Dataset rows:
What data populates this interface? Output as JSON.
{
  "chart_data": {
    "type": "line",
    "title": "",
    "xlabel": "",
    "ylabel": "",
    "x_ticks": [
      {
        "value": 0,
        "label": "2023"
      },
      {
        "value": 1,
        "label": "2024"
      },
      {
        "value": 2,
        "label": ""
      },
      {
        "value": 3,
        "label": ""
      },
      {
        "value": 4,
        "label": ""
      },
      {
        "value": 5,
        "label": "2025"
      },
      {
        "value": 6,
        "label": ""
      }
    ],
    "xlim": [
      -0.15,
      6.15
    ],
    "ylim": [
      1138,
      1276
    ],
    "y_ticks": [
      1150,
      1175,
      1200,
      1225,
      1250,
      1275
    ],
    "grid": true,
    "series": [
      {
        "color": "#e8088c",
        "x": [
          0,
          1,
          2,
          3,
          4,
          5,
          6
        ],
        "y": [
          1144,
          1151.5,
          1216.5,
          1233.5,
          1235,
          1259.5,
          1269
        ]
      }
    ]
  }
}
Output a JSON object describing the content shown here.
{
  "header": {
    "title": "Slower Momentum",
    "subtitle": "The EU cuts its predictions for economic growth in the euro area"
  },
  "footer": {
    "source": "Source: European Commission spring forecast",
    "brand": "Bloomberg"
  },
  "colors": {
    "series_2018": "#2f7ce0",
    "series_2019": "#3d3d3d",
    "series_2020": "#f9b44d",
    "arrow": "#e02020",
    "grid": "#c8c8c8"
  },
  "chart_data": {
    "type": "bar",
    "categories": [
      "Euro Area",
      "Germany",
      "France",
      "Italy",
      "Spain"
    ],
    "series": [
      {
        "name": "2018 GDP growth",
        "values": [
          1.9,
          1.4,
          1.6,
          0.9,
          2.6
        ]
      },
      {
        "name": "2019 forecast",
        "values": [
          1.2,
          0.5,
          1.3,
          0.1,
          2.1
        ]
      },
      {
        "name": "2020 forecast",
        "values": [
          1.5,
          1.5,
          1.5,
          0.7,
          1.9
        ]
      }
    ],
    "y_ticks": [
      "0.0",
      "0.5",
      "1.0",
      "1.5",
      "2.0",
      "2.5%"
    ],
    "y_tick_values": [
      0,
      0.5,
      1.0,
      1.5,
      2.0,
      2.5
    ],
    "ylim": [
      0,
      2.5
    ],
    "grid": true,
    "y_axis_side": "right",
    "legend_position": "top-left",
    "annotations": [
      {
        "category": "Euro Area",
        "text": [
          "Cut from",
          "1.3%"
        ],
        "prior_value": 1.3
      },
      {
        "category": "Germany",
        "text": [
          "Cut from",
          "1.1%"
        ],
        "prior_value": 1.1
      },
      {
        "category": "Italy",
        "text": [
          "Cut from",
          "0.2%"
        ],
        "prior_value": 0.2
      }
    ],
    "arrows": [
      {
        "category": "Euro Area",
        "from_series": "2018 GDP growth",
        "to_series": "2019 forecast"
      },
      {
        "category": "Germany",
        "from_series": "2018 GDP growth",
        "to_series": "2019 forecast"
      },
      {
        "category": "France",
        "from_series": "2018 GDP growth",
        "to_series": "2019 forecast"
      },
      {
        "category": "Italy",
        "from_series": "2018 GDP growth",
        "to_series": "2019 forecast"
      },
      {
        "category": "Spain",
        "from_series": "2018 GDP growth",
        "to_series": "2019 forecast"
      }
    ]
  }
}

Exercise objective: Every entry must be retyped in full, exactly as given.

The output:
What data populates this interface? Output as JSON.
{
  "chart_data": {
    "type": "line",
    "title": "",
    "xlabel": "",
    "ylabel": "",
    "x_ticks": [
      {
        "value": 0,
        "label": "2023"
      },
      {
        "value": 1,
        "label": "2024"
      },
      {
        "value": 2,
        "label": ""
      },
      {
        "value": 3,
        "label": ""
      },
      {
        "value": 4,
        "label": ""
      },
      {
        "value": 5,
        "label": "2025"
      },
      {
        "value": 6,
        "label": ""
      }
    ],
    "xlim": [
      -0.15,
      6.15
    ],
    "ylim": [
      1138,
      1276
    ],
    "y_ticks": [
      1150,
      1175,
      1200,
      1225,
      1250,
      1275
    ],
    "grid": true,
    "series": [
      {
        "color": "#e8088c",
        "x": [
          0,
          1,
          2,
          3,
          4,
          5,
          6
        ],
        "y": [
          1144,
          1151.5,
          1216.5,
          1233.5,
          1235,
          1259.5,
          1269
        ]
      }
    ]
  }
}
Output a JSON object describing the content shown here.
{
  "header": {
    "title": "Slower Momentum",
    "subtitle": "The EU cuts its predictions for economic growth in the euro area"
  },
  "footer": {
    "source": "Source: European Commission spring forecast",
    "brand": "Bloomberg"
  },
  "colors": {
    "series_2018": "#2f7ce0",
    "series_2019": "#3d3d3d",
    "series_2020": "#f9b44d",
    "arrow": "#e02020",
    "grid": "#c8c8c8"
  },
  "chart_data": {
    "type": "bar",
    "categories": [
      "Euro Area",
      "Germany",
      "France",
      "Italy",
      "Spain"
    ],
    "series": [
      {
        "name": "2018 GDP growth",
        "values": [
          1.9,
          1.4,
          1.6,
          0.9,
          2.6
        ]
      },
      {
        "name": "2019 forecast",
        "values": [
          1.2,
          0.5,
          1.3,
          0.1,
          2.1
        ]
      },
      {
        "name": "2020 forecast",
        "values": [
          1.5,
          1.5,
          1.5,
          0.7,
          1.9
        ]
      }
    ],
    "y_ticks": [
      "0.0",
      "0.5",
      "1.0",
      "1.5",
      "2.0",
      "2.5%"
    ],
    "y_tick_values": [
      0,
      0.5,
      1.0,
      1.5,
      2.0,
      2.5
    ],
    "ylim": [
      0,
      2.5
    ],
    "grid": true,
    "y_axis_side": "right",
    "legend_position": "top-left",
    "annotations": [
      {
        "category": "Euro Area",
        "text": [
          "Cut from",
          "1.3%"
        ],
        "prior_value": 1.3
      },
      {
        "category": "Germany",
        "text": [
          "Cut from",
          "1.1%"
        ],
        "prior_value": 1.1
      },
      {
        "category": "Italy",
        "text": [
          "Cut from",
          "0.2%"
        ],
        "prior_value": 0.2
      }
    ],
    "arrows": [
      {
        "category": "Euro Area",
        "from_series": "2018 GDP growth",
        "to_series": "2019 forecast"
      },
      {
        "category": "Germany",
        "from_series": "2018 GDP growth",
        "to_series": "2019 forecast"
      },
      {
        "category": "France",
        "from_series": "2018 GDP growth",
        "to_series": "2019 forecast"
      },
      {
        "category": "Italy",
        "from_series": "2018 GDP growth",
        "to_series": "2019 forecast"
      },
      {
        "category": "Spain",
        "from_series": "2018 GDP growth",
        "to_series": "2019 forecast"
      }
    ]
  }
}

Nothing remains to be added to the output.